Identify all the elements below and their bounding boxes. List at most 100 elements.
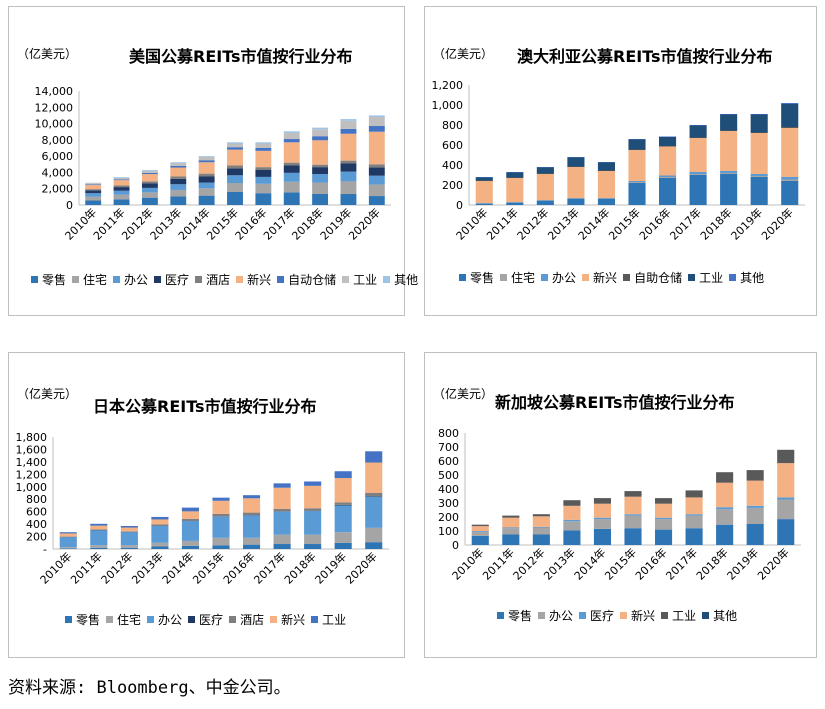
bar-segment: [120, 547, 138, 549]
legend-item: 新兴: [236, 271, 271, 288]
legend-item: 办公: [541, 269, 576, 286]
legend-label: 自助仓储: [634, 271, 683, 285]
bar-segment: [227, 168, 243, 176]
legend-item: 医疗: [154, 271, 189, 288]
legend-item: 新兴: [620, 607, 655, 624]
bar-segment: [567, 157, 585, 158]
bar-segment: [750, 132, 768, 133]
bar-segment: [273, 534, 291, 545]
bar-segment: [506, 178, 524, 202]
bar-segment: [597, 198, 616, 199]
bar-segment: [141, 172, 158, 175]
bar-segment: [334, 502, 352, 505]
bar-segment: [567, 198, 585, 199]
bar-segment: [170, 162, 187, 164]
bar-segment: [304, 544, 322, 549]
bar-segment: [312, 127, 329, 130]
chart-title: 美国公募REITs市值按行业分布: [129, 47, 353, 66]
source-note: 资料来源: Bloomberg、中金公司。: [8, 678, 291, 698]
legend-swatch: [311, 616, 319, 623]
x-tick-label: 2011年: [67, 549, 104, 586]
bar-segment: [283, 162, 300, 166]
chart-legend: 零售 住宅 办公 医疗 酒店 新兴 自动仓储 工业 其他: [31, 271, 424, 288]
bar-segment: [90, 523, 108, 526]
bar-segment: [273, 511, 291, 535]
chart-legend: 零售 住宅 办公 新兴 自助仓储 工业 其他: [459, 269, 770, 286]
bar-segment: [227, 183, 243, 192]
x-tick-label: 2020年: [758, 205, 795, 242]
bar-segment: [312, 167, 329, 175]
bar-segment: [227, 165, 243, 169]
bar-segment: [181, 518, 200, 521]
y-tick-label: 1,200: [16, 468, 48, 481]
bar-segment: [340, 171, 357, 182]
bar-segment: [368, 175, 385, 185]
bar-segment: [685, 528, 703, 545]
bar-segment: [475, 203, 493, 204]
bar-segment: [181, 545, 200, 549]
bar-segment: [85, 200, 102, 205]
bar-segment: [273, 544, 291, 549]
bar-segment: [597, 198, 616, 199]
bar-segment: [532, 527, 550, 535]
bar-segment: [304, 511, 322, 535]
legend-label: 零售: [470, 271, 495, 285]
y-tick-label: 1,000: [16, 481, 48, 494]
bar-segment: [340, 181, 357, 195]
bar-segment: [536, 200, 554, 201]
bar-segment: [536, 200, 554, 201]
unit-label: （亿美元）: [433, 387, 494, 401]
legend-item: 酒店: [195, 271, 230, 288]
bar-segment: [170, 196, 187, 205]
legend-swatch: [582, 274, 590, 281]
bar-segment: [654, 519, 673, 530]
legend-swatch: [65, 616, 72, 623]
bar-segment: [475, 177, 493, 181]
legend-label: 医疗: [199, 613, 224, 627]
legend-swatch: [383, 276, 391, 283]
bar-segment: [170, 163, 187, 166]
bar-segment: [334, 478, 352, 503]
bar-segment: [716, 524, 734, 545]
legend-label: 医疗: [590, 609, 615, 623]
bar-segment: [141, 169, 158, 171]
y-tick-label: 10,000: [35, 118, 74, 131]
legend-swatch: [106, 616, 114, 623]
x-tick-label: 2013年: [129, 549, 166, 586]
bar-segment: [85, 185, 102, 190]
bar-segment: [750, 176, 768, 177]
bar-segment: [781, 103, 799, 104]
bar-segment: [563, 521, 581, 531]
bar-segment: [120, 525, 138, 528]
bar-segment: [227, 143, 243, 148]
legend-item: 其他: [702, 607, 737, 624]
bar-segment: [198, 156, 215, 157]
bar-segment: [593, 528, 612, 545]
x-tick-label: 2020年: [345, 205, 382, 242]
bar-segment: [368, 164, 385, 168]
x-tick-label: 2014年: [575, 205, 612, 242]
bar-segment: [255, 169, 272, 177]
y-tick-label: 400: [442, 159, 463, 172]
legend-item: 零售: [497, 607, 532, 624]
bar-segment: [212, 497, 230, 501]
bar-segment: [141, 170, 158, 173]
bar-segment: [658, 178, 677, 205]
bar-segment: [212, 513, 230, 517]
bar-segment: [212, 516, 230, 538]
legend-label: 新兴: [247, 273, 272, 287]
y-tick-label: 1,400: [16, 456, 48, 469]
bar-segment: [85, 193, 102, 197]
x-tick-label: 2019年: [724, 545, 761, 582]
bar-segment: [475, 203, 493, 204]
bar-segment: [334, 504, 352, 506]
bar-segment: [181, 507, 200, 512]
bar-segment: [242, 537, 261, 545]
legend-item: 住宅: [106, 611, 141, 628]
x-tick-label: 2016年: [220, 549, 257, 586]
bar-segment: [658, 175, 677, 177]
bar-segment: [90, 530, 108, 546]
bar-segment: [283, 192, 300, 205]
bar-segment: [255, 150, 272, 168]
bar-segment: [151, 542, 169, 547]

------

**Set problem**
Could you copy every one of the records above word for word, leaving out the pictures?

**Final answer**
Identify all the elements below and their bounding boxes. List at most 100 elements.
bar-segment: [120, 547, 138, 549]
legend-item: 新兴: [236, 271, 271, 288]
legend-item: 办公: [541, 269, 576, 286]
legend-label: 自助仓储: [634, 271, 683, 285]
bar-segment: [227, 168, 243, 176]
legend-item: 医疗: [154, 271, 189, 288]
legend-item: 新兴: [620, 607, 655, 624]
bar-segment: [567, 157, 585, 158]
bar-segment: [750, 132, 768, 133]
bar-segment: [273, 534, 291, 545]
bar-segment: [506, 178, 524, 202]
bar-segment: [597, 198, 616, 199]
bar-segment: [141, 172, 158, 175]
bar-segment: [334, 502, 352, 505]
bar-segment: [567, 198, 585, 199]
bar-segment: [170, 162, 187, 164]
bar-segment: [304, 544, 322, 549]
bar-segment: [312, 127, 329, 130]
chart-title: 美国公募REITs市值按行业分布: [129, 47, 353, 66]
source-note: 资料来源: Bloomberg、中金公司。: [8, 678, 291, 698]
legend-swatch: [311, 616, 319, 623]
x-tick-label: 2011年: [67, 549, 104, 586]
bar-segment: [283, 162, 300, 166]
chart-legend: 零售 住宅 办公 医疗 酒店 新兴 自动仓储 工业 其他: [31, 271, 424, 288]
bar-segment: [90, 523, 108, 526]
bar-segment: [273, 511, 291, 535]
chart-legend: 零售 住宅 办公 新兴 自助仓储 工业 其他: [459, 269, 770, 286]
bar-segment: [227, 183, 243, 192]
x-tick-label: 2020年: [758, 205, 795, 242]
bar-segment: [312, 167, 329, 175]
bar-segment: [227, 165, 243, 169]
bar-segment: [181, 518, 200, 521]
y-tick-label: 1,200: [16, 468, 48, 481]
bar-segment: [340, 171, 357, 182]
bar-segment: [368, 175, 385, 185]
bar-segment: [685, 528, 703, 545]
bar-segment: [475, 203, 493, 204]
bar-segment: [181, 545, 200, 549]
bar-segment: [85, 200, 102, 205]
bar-segment: [273, 544, 291, 549]
bar-segment: [597, 198, 616, 199]
bar-segment: [532, 527, 550, 535]
bar-segment: [304, 511, 322, 535]
legend-label: 零售: [470, 271, 495, 285]
y-tick-label: 1,000: [16, 481, 48, 494]
bar-segment: [340, 181, 357, 195]
bar-segment: [536, 200, 554, 201]
bar-segment: [536, 200, 554, 201]
unit-label: （亿美元）: [433, 387, 494, 401]
legend-item: 酒店: [195, 271, 230, 288]
bar-segment: [170, 196, 187, 205]
legend-swatch: [582, 274, 590, 281]
bar-segment: [654, 519, 673, 530]
legend-swatch: [65, 616, 72, 623]
bar-segment: [475, 177, 493, 181]
legend-label: 医疗: [199, 613, 224, 627]
legend-swatch: [383, 276, 391, 283]
bar-segment: [170, 163, 187, 166]
bar-segment: [334, 478, 352, 503]
bar-segment: [716, 524, 734, 545]
legend-label: 医疗: [590, 609, 615, 623]
bar-segment: [141, 169, 158, 171]
y-tick-label: 10,000: [35, 118, 74, 131]
legend-swatch: [106, 616, 114, 623]
x-tick-label: 2013年: [129, 549, 166, 586]
bar-segment: [85, 185, 102, 190]
bar-segment: [750, 176, 768, 177]
bar-segment: [781, 103, 799, 104]
bar-segment: [563, 521, 581, 531]
bar-segment: [120, 525, 138, 528]
bar-segment: [227, 143, 243, 148]
legend-item: 其他: [702, 607, 737, 624]
bar-segment: [198, 156, 215, 157]
bar-segment: [593, 528, 612, 545]
x-tick-label: 2020年: [345, 205, 382, 242]
bar-segment: [368, 164, 385, 168]
x-tick-label: 2014年: [575, 205, 612, 242]
bar-segment: [255, 169, 272, 177]
y-tick-label: 400: [442, 159, 463, 172]
legend-item: 零售: [497, 607, 532, 624]
bar-segment: [212, 497, 230, 501]
bar-segment: [141, 170, 158, 173]
bar-segment: [658, 178, 677, 205]
bar-segment: [212, 513, 230, 517]
bar-segment: [212, 516, 230, 538]
legend-label: 新兴: [247, 273, 272, 287]
y-tick-label: 1,400: [16, 456, 48, 469]
bar-segment: [85, 193, 102, 197]
x-tick-label: 2019年: [724, 545, 761, 582]
bar-segment: [475, 203, 493, 204]
bar-segment: [334, 504, 352, 506]
bar-segment: [181, 507, 200, 512]
bar-segment: [242, 537, 261, 545]
legend-item: 住宅: [106, 611, 141, 628]
x-tick-label: 2016年: [220, 549, 257, 586]
bar-segment: [658, 175, 677, 177]
bar-segment: [90, 530, 108, 546]
bar-segment: [283, 192, 300, 205]
bar-segment: [255, 150, 272, 168]
bar-segment: [151, 542, 169, 547]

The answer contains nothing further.